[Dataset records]
=======

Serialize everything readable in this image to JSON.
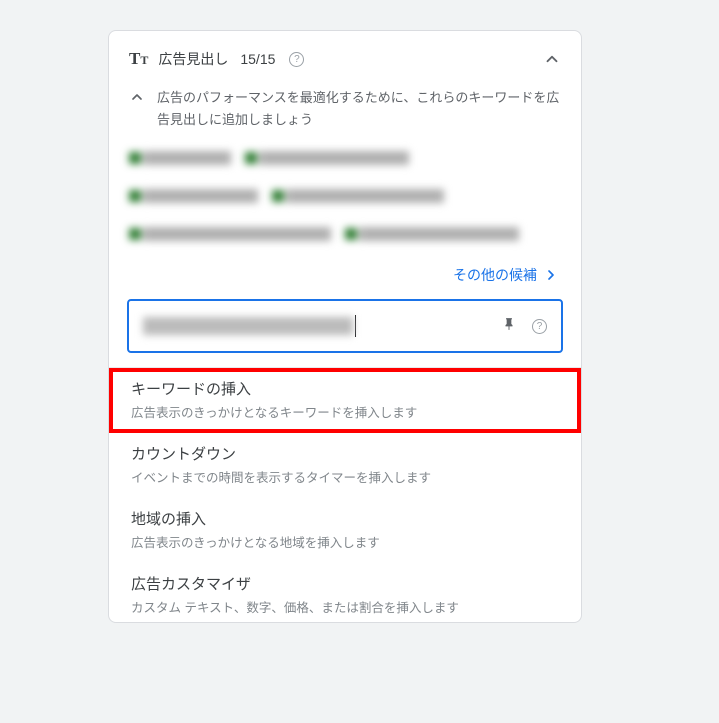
{
  "header": {
    "title": "広告見出し",
    "count": "15/15"
  },
  "subsection": {
    "description": "広告のパフォーマンスを最適化するために、これらのキーワードを広告見出しに追加しましょう"
  },
  "more_candidates": {
    "label": "その他の候補"
  },
  "dropdown": {
    "items": [
      {
        "title": "キーワードの挿入",
        "desc": "広告表示のきっかけとなるキーワードを挿入します"
      },
      {
        "title": "カウントダウン",
        "desc": "イベントまでの時間を表示するタイマーを挿入します"
      },
      {
        "title": "地域の挿入",
        "desc": "広告表示のきっかけとなる地域を挿入します"
      },
      {
        "title": "広告カスタマイザ",
        "desc": "カスタム テキスト、数字、価格、または割合を挿入します"
      }
    ]
  }
}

=======

What you need to do: In the records above, find each line that holds the word "title"; copy all such lines.

Reply to the exercise:
    "title": "広告見出し",
        "title": "キーワードの挿入",
        "title": "カウントダウン",
        "title": "地域の挿入",
        "title": "広告カスタマイザ",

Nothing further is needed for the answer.